━━ DOCUMENT TEXT ━━

The American family may be heading back to a more traditional path, if the flattening of two recent demographic lines holds over time.
Demographic and cultural signs say that the marriage rate, down 50 percent since the 1970s, may be ready to climb again, according to W. Bradford Wilcox, director of the National Marriage Project. Meanwhile, nonmarital childbearing has been stable for five years after decades of steep increase.
Wilcox analyzed the trend for the Family Studies blog, presented by the Institute for Family Studies.
Among signs that the "retreat from marriage" may be as low as it's going to get right now, Wilcox points to the fact that "since 2009, the marriage rate looks to have stabilized at about 6.8 per 1,000 Americans. And, because the population is growing, the number of Americans actually tying the knot has been rising since 2009, from 2.08 million marriages that year to 2.12 million marriages in 2011, with more marriages forecast for this year."
The "why" of it all is a bit trickier, said Wilcox, who indicated it might be a mix of a bad economy that makes single parenthood more "daunting" to women who don't have a good economic footing and the fact that marriage is viewed as valuable culturally, even among those who have moved away from it over the past 40 years.
Research has noted the problems that may be created for children who are born to unmarried parents. A study by Child Trends in late 2011 said that "there are several reasons to be concerned about the high level of nonmarital childbearing. Couples who have children outside of marriage are younger, less healthy and less educated than are married couples who have children. Children born outside of marriage tend to grow up with limited financial resources, to have less stability in their lives because their parents are more likely to split up and form new unions, and to have cognitive and behavioral problems such as aggression and depression."
Even when children live with their biological parents, which is often the case in cohabiting couples, the children of not-married parents "are more likely to be poor and to face multiple risks to their health and development," the report said.
Andrew J. Cherlin, professor of sociology and public policy at Johns Hopkins University and author of "The Marriage-Go-Round: The State of Marriage and Family in America Today," told the Deseret News that parents who cohabit are more likely to split up than are married parents, creating potentially difficult transitions for their children.
The 2012 State of Our Unions annual report, issued by the National Marriage Project, said that "today, the average woman bearing a child outside of marriage is a 20-something white woman with a high school degree. Like their fellow young adults, she and her child’s father are beset by economic stress and institutional change on many fronts."
The report said jobs have disappeared, health care is "uncertain, and the cost of housing and higher education have shot up." Add in broken unions and it "means that today's children of Middle America are growing up without stable families to help them weather economic change, deregulation and globalization.
"The loss of social opportunity for these children and their families and the national cost to taxpayers when stable families fail to form — about $112 billion annually, or more than $1 billion per decade, by one cautious estimate — are significant," the report said.
Sorting out marital and other family structure trends is complex and cuts across age groups. Earlier this month, a USA Today story noted that more divorced or widowed Americans are choosing not to remarry after being widowed or divorced, based on analysis of federal data that was provided to the newspaper. The story said that remarriage has dropped nearly 40 percent over 20 years, from 50 per 1,000 in 1990 to 29 per 1,000 in 2011.
Sociologist Susan Brown, lead author on the analysis by the National Center for Family and Marriage Research at Bowling Green State University, said that fewer people in virtually every age category were choosing to remarry.

━━━
━━ DATA FOR REVIEW ━━

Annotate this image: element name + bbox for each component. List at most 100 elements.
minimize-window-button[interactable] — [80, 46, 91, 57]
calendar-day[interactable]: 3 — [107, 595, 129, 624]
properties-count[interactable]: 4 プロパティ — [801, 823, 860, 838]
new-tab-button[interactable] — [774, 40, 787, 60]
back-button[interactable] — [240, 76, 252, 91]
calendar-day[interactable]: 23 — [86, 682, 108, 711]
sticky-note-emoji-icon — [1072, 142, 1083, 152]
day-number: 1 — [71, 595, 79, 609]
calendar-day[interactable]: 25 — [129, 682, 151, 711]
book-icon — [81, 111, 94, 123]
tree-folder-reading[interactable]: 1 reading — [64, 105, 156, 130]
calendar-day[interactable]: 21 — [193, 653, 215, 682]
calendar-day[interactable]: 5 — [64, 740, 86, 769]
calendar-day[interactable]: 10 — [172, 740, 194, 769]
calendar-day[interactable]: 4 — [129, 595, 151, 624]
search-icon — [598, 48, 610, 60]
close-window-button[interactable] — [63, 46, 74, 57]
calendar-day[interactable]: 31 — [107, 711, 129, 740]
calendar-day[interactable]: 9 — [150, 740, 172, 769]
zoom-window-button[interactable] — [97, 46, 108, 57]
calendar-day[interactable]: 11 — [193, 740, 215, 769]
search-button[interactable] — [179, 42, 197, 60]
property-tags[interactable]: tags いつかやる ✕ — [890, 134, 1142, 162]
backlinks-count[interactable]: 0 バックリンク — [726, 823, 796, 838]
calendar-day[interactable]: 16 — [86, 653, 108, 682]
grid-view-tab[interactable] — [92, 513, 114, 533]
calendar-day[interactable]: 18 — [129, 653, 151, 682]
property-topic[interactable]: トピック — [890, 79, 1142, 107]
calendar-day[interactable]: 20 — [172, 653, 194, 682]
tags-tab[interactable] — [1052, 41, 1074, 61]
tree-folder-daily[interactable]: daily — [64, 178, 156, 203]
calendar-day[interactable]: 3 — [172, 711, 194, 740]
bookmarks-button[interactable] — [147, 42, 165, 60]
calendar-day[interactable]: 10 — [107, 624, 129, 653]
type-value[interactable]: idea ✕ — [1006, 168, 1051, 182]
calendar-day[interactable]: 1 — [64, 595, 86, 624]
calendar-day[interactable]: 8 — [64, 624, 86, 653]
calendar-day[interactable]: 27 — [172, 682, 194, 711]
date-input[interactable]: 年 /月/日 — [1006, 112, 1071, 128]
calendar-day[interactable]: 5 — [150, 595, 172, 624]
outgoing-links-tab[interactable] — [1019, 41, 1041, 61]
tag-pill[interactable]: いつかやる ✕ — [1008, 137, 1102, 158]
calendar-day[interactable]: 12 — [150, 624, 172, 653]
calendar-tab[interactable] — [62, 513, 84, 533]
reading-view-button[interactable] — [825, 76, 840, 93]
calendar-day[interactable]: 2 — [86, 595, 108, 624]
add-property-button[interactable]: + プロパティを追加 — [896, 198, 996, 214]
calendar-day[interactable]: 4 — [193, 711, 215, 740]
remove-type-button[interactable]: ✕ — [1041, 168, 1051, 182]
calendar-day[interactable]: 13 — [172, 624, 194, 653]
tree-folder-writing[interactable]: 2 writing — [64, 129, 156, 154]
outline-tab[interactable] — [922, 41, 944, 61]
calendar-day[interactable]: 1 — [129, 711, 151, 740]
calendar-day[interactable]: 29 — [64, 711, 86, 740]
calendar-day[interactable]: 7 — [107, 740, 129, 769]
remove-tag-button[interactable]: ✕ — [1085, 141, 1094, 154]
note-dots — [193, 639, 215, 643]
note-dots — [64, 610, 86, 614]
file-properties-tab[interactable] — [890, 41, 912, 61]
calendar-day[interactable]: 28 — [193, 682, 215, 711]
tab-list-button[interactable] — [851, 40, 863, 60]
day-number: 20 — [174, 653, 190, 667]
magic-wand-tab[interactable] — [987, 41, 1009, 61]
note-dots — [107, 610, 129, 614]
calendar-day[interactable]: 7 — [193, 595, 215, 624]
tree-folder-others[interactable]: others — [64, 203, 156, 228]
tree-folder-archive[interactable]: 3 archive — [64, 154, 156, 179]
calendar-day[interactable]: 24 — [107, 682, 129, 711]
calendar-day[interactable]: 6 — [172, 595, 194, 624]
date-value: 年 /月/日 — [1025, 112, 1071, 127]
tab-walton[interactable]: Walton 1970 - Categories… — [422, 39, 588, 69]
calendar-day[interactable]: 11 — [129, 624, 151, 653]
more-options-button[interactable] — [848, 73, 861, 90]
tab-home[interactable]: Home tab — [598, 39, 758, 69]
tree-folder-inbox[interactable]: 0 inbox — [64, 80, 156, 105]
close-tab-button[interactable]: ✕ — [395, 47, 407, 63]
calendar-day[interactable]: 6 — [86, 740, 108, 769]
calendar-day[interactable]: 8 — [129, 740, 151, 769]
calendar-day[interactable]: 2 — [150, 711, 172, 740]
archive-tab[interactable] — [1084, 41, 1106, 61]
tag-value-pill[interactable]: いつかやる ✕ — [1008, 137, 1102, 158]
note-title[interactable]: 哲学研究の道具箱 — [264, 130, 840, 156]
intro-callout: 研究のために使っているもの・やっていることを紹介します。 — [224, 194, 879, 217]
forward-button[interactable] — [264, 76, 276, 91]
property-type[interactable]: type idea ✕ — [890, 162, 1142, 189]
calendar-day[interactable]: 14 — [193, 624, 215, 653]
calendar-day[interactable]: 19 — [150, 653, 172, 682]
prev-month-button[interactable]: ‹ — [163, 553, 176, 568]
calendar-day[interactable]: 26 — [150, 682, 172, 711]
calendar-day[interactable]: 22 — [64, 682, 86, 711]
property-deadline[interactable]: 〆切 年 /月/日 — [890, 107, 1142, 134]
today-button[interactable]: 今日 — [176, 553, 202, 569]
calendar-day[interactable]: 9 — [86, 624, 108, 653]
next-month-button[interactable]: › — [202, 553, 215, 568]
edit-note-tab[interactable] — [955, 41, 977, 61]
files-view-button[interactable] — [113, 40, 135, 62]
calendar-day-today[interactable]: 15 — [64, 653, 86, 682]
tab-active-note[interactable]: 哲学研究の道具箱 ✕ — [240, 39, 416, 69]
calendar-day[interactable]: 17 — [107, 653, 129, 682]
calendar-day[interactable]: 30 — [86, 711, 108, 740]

━━━

• WORK ITEM
Transcribe the passage of the article about marriage trends that opens with the words containing "Among signs that" and closes with "past 40 years.". Rely only on the article about marriage trends.

• RESPONSE AREA
Among signs that the "retreat from marriage" may be as low as it's going to get right now, Wilcox points to the fact that "since 2009, the marriage rate looks to have stabilized at about 6.8 per 1,000 Americans. And, because the population is growing, the number of Americans actually tying the knot has been rising since 2009, from 2.08 million marriages that year to 2.12 million marriages in 2011, with more marriages forecast for this year."
The "why" of it all is a bit trickier, said Wilcox, who indicated it might be a mix of a bad economy that makes single parenthood more "daunting" to women who don't have a good economic footing and the fact that marriage is viewed as valuable culturally, even among those who have moved away from it over the past 40 years.